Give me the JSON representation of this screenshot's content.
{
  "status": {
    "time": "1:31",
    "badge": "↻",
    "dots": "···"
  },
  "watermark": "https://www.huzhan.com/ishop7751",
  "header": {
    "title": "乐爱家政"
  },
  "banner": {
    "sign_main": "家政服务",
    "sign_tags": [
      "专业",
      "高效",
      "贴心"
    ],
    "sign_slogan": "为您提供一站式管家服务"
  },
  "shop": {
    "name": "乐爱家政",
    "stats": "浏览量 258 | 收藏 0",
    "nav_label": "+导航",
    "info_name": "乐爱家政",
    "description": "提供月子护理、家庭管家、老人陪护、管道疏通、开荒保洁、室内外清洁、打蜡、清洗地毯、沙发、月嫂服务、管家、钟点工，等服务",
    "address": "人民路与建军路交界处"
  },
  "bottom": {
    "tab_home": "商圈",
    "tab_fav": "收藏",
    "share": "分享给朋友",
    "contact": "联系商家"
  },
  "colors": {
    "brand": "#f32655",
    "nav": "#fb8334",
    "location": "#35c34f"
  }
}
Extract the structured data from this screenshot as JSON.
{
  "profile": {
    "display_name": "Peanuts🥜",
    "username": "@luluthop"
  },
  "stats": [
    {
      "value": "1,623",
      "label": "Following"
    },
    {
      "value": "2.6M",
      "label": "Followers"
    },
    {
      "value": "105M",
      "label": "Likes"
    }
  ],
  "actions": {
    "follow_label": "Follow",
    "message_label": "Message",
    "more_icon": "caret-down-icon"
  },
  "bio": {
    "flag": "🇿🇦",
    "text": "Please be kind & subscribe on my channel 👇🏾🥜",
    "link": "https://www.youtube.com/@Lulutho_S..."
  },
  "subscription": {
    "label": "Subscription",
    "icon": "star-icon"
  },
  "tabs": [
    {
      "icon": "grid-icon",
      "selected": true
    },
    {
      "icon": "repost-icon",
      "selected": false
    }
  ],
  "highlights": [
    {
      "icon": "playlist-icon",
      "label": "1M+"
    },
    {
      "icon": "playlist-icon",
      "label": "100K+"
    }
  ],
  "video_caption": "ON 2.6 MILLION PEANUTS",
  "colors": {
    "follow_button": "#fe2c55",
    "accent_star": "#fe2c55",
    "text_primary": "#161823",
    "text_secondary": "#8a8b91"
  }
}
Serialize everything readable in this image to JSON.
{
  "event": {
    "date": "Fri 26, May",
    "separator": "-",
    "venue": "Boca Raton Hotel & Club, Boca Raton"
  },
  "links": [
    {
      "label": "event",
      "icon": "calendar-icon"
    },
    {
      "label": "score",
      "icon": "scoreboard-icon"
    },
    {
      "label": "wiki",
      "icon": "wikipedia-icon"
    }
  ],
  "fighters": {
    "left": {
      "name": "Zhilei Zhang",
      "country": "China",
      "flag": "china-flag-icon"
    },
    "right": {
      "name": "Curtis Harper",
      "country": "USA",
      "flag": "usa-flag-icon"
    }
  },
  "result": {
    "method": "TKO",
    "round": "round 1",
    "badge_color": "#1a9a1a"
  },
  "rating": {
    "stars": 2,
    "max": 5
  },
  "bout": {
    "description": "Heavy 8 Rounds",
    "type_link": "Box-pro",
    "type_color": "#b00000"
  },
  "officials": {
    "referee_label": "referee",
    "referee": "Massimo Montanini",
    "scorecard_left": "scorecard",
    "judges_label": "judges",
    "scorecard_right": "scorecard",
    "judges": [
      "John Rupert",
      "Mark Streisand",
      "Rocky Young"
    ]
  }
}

**GOAL**. Reproduce the records word for word.

**TASK ANSWER**.
Give me the JSON representation of this screenshot's content.
{
  "status": {
    "time": "1:31",
    "badge": "↻",
    "dots": "···"
  },
  "watermark": "https://www.huzhan.com/ishop7751",
  "header": {
    "title": "乐爱家政"
  },
  "banner": {
    "sign_main": "家政服务",
    "sign_tags": [
      "专业",
      "高效",
      "贴心"
    ],
    "sign_slogan": "为您提供一站式管家服务"
  },
  "shop": {
    "name": "乐爱家政",
    "stats": "浏览量 258 | 收藏 0",
    "nav_label": "+导航",
    "info_name": "乐爱家政",
    "description": "提供月子护理、家庭管家、老人陪护、管道疏通、开荒保洁、室内外清洁、打蜡、清洗地毯、沙发、月嫂服务、管家、钟点工，等服务",
    "address": "人民路与建军路交界处"
  },
  "bottom": {
    "tab_home": "商圈",
    "tab_fav": "收藏",
    "share": "分享给朋友",
    "contact": "联系商家"
  },
  "colors": {
    "brand": "#f32655",
    "nav": "#fb8334",
    "location": "#35c34f"
  }
}
Extract the structured data from this screenshot as JSON.
{
  "profile": {
    "display_name": "Peanuts🥜",
    "username": "@luluthop"
  },
  "stats": [
    {
      "value": "1,623",
      "label": "Following"
    },
    {
      "value": "2.6M",
      "label": "Followers"
    },
    {
      "value": "105M",
      "label": "Likes"
    }
  ],
  "actions": {
    "follow_label": "Follow",
    "message_label": "Message",
    "more_icon": "caret-down-icon"
  },
  "bio": {
    "flag": "🇿🇦",
    "text": "Please be kind & subscribe on my channel 👇🏾🥜",
    "link": "https://www.youtube.com/@Lulutho_S..."
  },
  "subscription": {
    "label": "Subscription",
    "icon": "star-icon"
  },
  "tabs": [
    {
      "icon": "grid-icon",
      "selected": true
    },
    {
      "icon": "repost-icon",
      "selected": false
    }
  ],
  "highlights": [
    {
      "icon": "playlist-icon",
      "label": "1M+"
    },
    {
      "icon": "playlist-icon",
      "label": "100K+"
    }
  ],
  "video_caption": "ON 2.6 MILLION PEANUTS",
  "colors": {
    "follow_button": "#fe2c55",
    "accent_star": "#fe2c55",
    "text_primary": "#161823",
    "text_secondary": "#8a8b91"
  }
}
Serialize everything readable in this image to JSON.
{
  "event": {
    "date": "Fri 26, May",
    "separator": "-",
    "venue": "Boca Raton Hotel & Club, Boca Raton"
  },
  "links": [
    {
      "label": "event",
      "icon": "calendar-icon"
    },
    {
      "label": "score",
      "icon": "scoreboard-icon"
    },
    {
      "label": "wiki",
      "icon": "wikipedia-icon"
    }
  ],
  "fighters": {
    "left": {
      "name": "Zhilei Zhang",
      "country": "China",
      "flag": "china-flag-icon"
    },
    "right": {
      "name": "Curtis Harper",
      "country": "USA",
      "flag": "usa-flag-icon"
    }
  },
  "result": {
    "method": "TKO",
    "round": "round 1",
    "badge_color": "#1a9a1a"
  },
  "rating": {
    "stars": 2,
    "max": 5
  },
  "bout": {
    "description": "Heavy 8 Rounds",
    "type_link": "Box-pro",
    "type_color": "#b00000"
  },
  "officials": {
    "referee_label": "referee",
    "referee": "Massimo Montanini",
    "scorecard_left": "scorecard",
    "judges_label": "judges",
    "scorecard_right": "scorecard",
    "judges": [
      "John Rupert",
      "Mark Streisand",
      "Rocky Young"
    ]
  }
}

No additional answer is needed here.